Reproduce all of the data exactly.

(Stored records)
* * *
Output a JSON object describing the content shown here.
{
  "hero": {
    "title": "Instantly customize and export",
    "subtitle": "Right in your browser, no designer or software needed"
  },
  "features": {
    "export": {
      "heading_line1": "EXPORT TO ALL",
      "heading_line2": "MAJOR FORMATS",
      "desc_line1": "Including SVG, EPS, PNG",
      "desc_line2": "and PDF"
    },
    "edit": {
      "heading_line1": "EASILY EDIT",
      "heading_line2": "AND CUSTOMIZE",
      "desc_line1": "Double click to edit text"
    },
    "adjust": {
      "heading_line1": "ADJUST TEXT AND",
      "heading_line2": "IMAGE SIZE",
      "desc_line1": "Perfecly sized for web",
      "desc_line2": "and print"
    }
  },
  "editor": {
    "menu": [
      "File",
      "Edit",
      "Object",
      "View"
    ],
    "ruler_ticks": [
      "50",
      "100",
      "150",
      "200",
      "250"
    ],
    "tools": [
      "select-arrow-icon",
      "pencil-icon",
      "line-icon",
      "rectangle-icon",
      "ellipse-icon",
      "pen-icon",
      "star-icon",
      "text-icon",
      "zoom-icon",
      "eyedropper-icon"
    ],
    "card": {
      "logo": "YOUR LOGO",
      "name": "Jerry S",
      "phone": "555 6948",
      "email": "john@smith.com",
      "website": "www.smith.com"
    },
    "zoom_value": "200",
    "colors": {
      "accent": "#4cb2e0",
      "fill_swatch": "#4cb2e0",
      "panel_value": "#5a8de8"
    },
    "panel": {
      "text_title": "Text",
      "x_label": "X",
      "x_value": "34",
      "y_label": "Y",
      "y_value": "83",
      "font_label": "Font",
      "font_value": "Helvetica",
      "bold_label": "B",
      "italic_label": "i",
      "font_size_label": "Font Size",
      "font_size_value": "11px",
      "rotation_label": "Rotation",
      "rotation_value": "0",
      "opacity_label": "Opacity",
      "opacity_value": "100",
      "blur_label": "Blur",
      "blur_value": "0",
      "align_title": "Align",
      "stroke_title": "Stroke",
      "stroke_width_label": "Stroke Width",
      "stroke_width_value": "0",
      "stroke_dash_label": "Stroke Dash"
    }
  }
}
* * *
THE ANSWER:
Output a JSON object describing the content shown here.
{
  "hero": {
    "title": "Instantly customize and export",
    "subtitle": "Right in your browser, no designer or software needed"
  },
  "features": {
    "export": {
      "heading_line1": "EXPORT TO ALL",
      "heading_line2": "MAJOR FORMATS",
      "desc_line1": "Including SVG, EPS, PNG",
      "desc_line2": "and PDF"
    },
    "edit": {
      "heading_line1": "EASILY EDIT",
      "heading_line2": "AND CUSTOMIZE",
      "desc_line1": "Double click to edit text"
    },
    "adjust": {
      "heading_line1": "ADJUST TEXT AND",
      "heading_line2": "IMAGE SIZE",
      "desc_line1": "Perfecly sized for web",
      "desc_line2": "and print"
    }
  },
  "editor": {
    "menu": [
      "File",
      "Edit",
      "Object",
      "View"
    ],
    "ruler_ticks": [
      "50",
      "100",
      "150",
      "200",
      "250"
    ],
    "tools": [
      "select-arrow-icon",
      "pencil-icon",
      "line-icon",
      "rectangle-icon",
      "ellipse-icon",
      "pen-icon",
      "star-icon",
      "text-icon",
      "zoom-icon",
      "eyedropper-icon"
    ],
    "card": {
      "logo": "YOUR LOGO",
      "name": "Jerry S",
      "phone": "555 6948",
      "email": "john@smith.com",
      "website": "www.smith.com"
    },
    "zoom_value": "200",
    "colors": {
      "accent": "#4cb2e0",
      "fill_swatch": "#4cb2e0",
      "panel_value": "#5a8de8"
    },
    "panel": {
      "text_title": "Text",
      "x_label": "X",
      "x_value": "34",
      "y_label": "Y",
      "y_value": "83",
      "font_label": "Font",
      "font_value": "Helvetica",
      "bold_label": "B",
      "italic_label": "i",
      "font_size_label": "Font Size",
      "font_size_value": "11px",
      "rotation_label": "Rotation",
      "rotation_value": "0",
      "opacity_label": "Opacity",
      "opacity_value": "100",
      "blur_label": "Blur",
      "blur_value": "0",
      "align_title": "Align",
      "stroke_title": "Stroke",
      "stroke_width_label": "Stroke Width",
      "stroke_width_value": "0",
      "stroke_dash_label": "Stroke Dash"
    }
  }
}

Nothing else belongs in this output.